Segment Start: Available data
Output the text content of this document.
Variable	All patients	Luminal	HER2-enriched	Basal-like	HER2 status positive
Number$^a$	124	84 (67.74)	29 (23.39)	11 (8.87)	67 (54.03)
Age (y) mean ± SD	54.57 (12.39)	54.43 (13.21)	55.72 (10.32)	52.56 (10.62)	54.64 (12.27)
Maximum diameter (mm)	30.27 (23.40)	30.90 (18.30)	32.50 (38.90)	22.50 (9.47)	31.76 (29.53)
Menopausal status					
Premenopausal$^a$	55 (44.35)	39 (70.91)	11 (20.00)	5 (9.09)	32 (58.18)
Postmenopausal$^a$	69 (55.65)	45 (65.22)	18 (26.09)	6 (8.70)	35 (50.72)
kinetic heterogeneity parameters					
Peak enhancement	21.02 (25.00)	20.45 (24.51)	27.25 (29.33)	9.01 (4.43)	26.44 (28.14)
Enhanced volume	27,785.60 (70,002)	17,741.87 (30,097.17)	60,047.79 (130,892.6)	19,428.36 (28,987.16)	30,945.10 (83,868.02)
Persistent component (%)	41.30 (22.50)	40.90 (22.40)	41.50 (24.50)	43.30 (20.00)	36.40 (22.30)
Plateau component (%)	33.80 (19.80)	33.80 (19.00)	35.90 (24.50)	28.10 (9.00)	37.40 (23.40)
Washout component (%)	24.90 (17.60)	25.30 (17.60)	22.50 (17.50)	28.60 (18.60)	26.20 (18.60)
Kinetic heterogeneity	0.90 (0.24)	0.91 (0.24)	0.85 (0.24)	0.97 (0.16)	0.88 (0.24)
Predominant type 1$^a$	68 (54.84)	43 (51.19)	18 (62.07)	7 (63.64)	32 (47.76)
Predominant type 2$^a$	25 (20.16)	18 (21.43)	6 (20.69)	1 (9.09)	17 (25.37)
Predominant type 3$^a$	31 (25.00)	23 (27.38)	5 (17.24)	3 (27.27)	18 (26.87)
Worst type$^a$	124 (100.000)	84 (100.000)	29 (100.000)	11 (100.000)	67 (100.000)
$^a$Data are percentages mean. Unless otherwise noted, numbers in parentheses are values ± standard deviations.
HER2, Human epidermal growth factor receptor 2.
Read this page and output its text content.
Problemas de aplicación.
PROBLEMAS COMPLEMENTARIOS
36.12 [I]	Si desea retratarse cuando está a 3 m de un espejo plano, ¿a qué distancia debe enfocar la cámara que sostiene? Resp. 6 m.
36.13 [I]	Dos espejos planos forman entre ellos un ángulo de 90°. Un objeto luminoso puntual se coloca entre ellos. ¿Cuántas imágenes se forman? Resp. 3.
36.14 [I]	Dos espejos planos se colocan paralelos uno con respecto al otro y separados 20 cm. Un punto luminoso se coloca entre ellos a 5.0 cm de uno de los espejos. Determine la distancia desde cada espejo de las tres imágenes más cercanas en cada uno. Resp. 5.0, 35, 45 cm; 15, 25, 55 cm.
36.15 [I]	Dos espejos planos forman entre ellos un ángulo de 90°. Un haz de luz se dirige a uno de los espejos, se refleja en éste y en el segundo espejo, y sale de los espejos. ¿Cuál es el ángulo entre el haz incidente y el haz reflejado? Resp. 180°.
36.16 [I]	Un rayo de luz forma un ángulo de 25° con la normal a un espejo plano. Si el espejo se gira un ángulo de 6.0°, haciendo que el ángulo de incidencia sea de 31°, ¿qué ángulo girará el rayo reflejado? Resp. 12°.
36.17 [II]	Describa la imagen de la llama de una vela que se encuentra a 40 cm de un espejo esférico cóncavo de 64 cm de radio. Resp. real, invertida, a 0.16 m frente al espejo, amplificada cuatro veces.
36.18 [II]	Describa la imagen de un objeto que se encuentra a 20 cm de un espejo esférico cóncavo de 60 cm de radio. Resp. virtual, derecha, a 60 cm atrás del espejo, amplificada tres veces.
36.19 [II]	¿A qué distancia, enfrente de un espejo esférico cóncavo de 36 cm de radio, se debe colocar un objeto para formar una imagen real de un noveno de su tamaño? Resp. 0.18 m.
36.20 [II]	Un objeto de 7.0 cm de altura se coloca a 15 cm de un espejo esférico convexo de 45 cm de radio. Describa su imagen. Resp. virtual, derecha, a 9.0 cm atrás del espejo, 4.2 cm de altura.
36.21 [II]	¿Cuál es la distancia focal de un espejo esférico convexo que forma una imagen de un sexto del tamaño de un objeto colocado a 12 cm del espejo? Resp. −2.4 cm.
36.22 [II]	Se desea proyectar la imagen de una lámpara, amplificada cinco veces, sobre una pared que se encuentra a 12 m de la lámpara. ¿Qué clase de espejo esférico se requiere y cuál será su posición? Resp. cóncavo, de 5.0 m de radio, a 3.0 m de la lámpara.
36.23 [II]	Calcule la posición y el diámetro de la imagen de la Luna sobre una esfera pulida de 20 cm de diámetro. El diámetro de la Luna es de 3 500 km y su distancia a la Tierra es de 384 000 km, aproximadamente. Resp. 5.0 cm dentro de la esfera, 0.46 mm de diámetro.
Segment End: Available data
Segment Start: Available data
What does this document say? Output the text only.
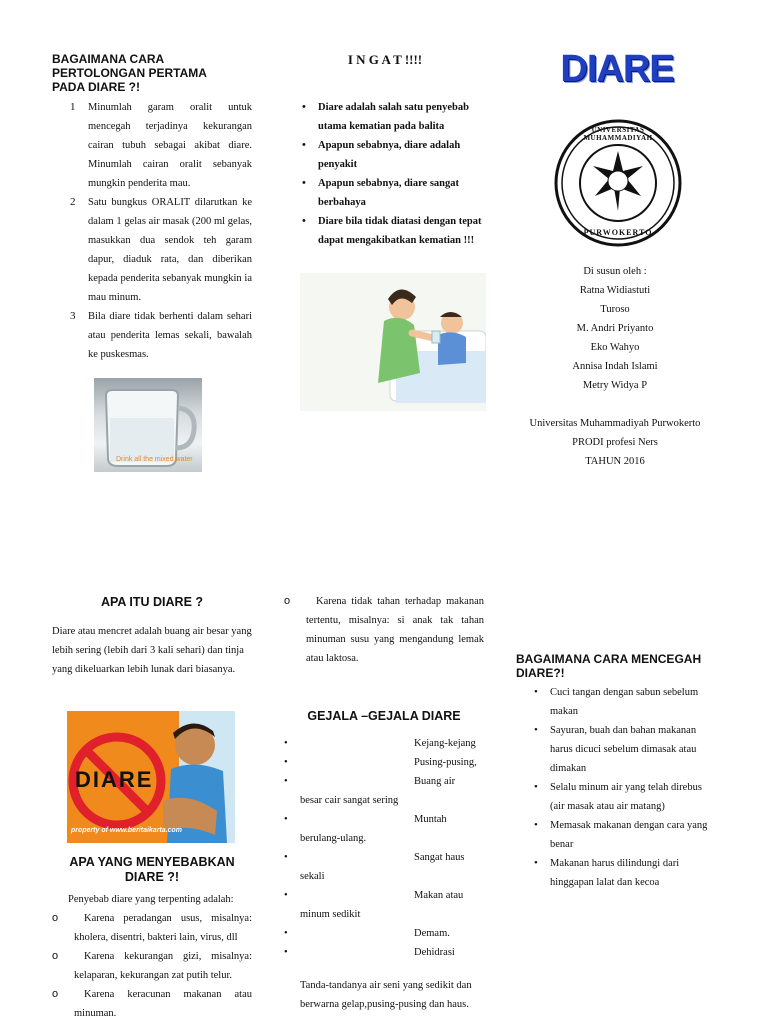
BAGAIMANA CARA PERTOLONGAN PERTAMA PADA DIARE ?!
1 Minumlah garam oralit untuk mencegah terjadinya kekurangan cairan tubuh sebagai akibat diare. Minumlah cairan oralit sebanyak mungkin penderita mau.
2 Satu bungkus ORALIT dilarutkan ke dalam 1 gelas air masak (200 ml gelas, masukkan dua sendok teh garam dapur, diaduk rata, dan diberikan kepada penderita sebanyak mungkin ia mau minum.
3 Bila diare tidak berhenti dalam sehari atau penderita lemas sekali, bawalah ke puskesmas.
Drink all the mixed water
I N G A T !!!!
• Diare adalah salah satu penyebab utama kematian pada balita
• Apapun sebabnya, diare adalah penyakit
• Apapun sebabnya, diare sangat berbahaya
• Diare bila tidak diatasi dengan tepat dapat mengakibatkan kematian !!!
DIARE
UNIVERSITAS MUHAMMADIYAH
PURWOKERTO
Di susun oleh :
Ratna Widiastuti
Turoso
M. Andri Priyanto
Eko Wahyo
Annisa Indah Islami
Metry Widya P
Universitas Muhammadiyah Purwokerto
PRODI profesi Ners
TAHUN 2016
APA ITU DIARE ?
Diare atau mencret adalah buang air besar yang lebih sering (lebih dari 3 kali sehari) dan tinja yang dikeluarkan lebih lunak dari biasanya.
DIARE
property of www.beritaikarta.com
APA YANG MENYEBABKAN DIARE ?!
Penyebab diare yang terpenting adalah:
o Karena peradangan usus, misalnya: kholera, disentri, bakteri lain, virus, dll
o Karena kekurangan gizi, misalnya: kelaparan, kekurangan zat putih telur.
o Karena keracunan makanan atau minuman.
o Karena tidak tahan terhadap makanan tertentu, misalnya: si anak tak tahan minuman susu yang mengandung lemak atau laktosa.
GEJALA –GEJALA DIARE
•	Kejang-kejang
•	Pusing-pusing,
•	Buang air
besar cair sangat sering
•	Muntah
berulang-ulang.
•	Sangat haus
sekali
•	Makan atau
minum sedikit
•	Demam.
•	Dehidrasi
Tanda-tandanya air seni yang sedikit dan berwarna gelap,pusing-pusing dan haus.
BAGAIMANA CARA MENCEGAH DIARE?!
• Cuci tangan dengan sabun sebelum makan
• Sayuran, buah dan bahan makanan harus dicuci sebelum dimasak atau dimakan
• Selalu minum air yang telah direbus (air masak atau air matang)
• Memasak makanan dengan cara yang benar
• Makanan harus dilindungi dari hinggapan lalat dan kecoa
Segment End: Available data
__Instructions to follow__:
Copy out every line in the entries above that holds "garam".

__Solution__:
1 Minumlah garam oralit untuk mencegah terjadinya kekurangan cairan tubuh sebagai akibat diare. Minumlah cairan oralit sebanyak mungkin penderita mau.
2 Satu bungkus ORALIT dilarutkan ke dalam 1 gelas air masak (200 ml gelas, masukkan dua sendok teh garam dapur, diaduk rata, dan diberikan kepada penderita sebanyak mungkin ia mau minum.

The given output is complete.